>>>
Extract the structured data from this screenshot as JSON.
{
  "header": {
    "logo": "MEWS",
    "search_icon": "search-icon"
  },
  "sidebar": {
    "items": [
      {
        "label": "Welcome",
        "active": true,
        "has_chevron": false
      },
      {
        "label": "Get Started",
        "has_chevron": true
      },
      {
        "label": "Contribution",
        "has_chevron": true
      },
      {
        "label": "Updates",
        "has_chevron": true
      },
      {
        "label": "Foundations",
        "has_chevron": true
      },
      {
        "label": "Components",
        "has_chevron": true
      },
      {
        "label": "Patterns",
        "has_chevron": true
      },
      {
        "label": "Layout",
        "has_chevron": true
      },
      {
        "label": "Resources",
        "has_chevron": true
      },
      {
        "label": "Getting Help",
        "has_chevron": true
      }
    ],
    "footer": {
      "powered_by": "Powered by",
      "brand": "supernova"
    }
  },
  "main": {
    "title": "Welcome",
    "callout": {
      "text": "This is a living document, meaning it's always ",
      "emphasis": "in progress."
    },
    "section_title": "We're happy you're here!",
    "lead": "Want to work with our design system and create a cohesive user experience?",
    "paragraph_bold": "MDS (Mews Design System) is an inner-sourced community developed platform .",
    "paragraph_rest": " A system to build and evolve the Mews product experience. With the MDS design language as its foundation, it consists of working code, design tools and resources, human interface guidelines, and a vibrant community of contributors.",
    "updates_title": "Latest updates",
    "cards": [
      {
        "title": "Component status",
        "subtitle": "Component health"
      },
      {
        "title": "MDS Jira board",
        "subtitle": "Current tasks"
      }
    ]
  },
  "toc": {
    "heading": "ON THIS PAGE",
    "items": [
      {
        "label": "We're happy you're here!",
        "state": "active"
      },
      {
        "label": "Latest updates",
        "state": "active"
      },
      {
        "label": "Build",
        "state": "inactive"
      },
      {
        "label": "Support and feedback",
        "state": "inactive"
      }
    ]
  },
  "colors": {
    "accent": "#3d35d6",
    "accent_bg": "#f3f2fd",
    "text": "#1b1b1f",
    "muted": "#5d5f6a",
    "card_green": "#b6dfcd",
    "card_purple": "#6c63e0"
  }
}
<<<
▶ TASK OBJECTIVE:
Return the listing above in full, character for character.

▶ ANSWER:
Extract the structured data from this screenshot as JSON.
{
  "header": {
    "logo": "MEWS",
    "search_icon": "search-icon"
  },
  "sidebar": {
    "items": [
      {
        "label": "Welcome",
        "active": true,
        "has_chevron": false
      },
      {
        "label": "Get Started",
        "has_chevron": true
      },
      {
        "label": "Contribution",
        "has_chevron": true
      },
      {
        "label": "Updates",
        "has_chevron": true
      },
      {
        "label": "Foundations",
        "has_chevron": true
      },
      {
        "label": "Components",
        "has_chevron": true
      },
      {
        "label": "Patterns",
        "has_chevron": true
      },
      {
        "label": "Layout",
        "has_chevron": true
      },
      {
        "label": "Resources",
        "has_chevron": true
      },
      {
        "label": "Getting Help",
        "has_chevron": true
      }
    ],
    "footer": {
      "powered_by": "Powered by",
      "brand": "supernova"
    }
  },
  "main": {
    "title": "Welcome",
    "callout": {
      "text": "This is a living document, meaning it's always ",
      "emphasis": "in progress."
    },
    "section_title": "We're happy you're here!",
    "lead": "Want to work with our design system and create a cohesive user experience?",
    "paragraph_bold": "MDS (Mews Design System) is an inner-sourced community developed platform .",
    "paragraph_rest": " A system to build and evolve the Mews product experience. With the MDS design language as its foundation, it consists of working code, design tools and resources, human interface guidelines, and a vibrant community of contributors.",
    "updates_title": "Latest updates",
    "cards": [
      {
        "title": "Component status",
        "subtitle": "Component health"
      },
      {
        "title": "MDS Jira board",
        "subtitle": "Current tasks"
      }
    ]
  },
  "toc": {
    "heading": "ON THIS PAGE",
    "items": [
      {
        "label": "We're happy you're here!",
        "state": "active"
      },
      {
        "label": "Latest updates",
        "state": "active"
      },
      {
        "label": "Build",
        "state": "inactive"
      },
      {
        "label": "Support and feedback",
        "state": "inactive"
      }
    ]
  },
  "colors": {
    "accent": "#3d35d6",
    "accent_bg": "#f3f2fd",
    "text": "#1b1b1f",
    "muted": "#5d5f6a",
    "card_green": "#b6dfcd",
    "card_purple": "#6c63e0"
  }
}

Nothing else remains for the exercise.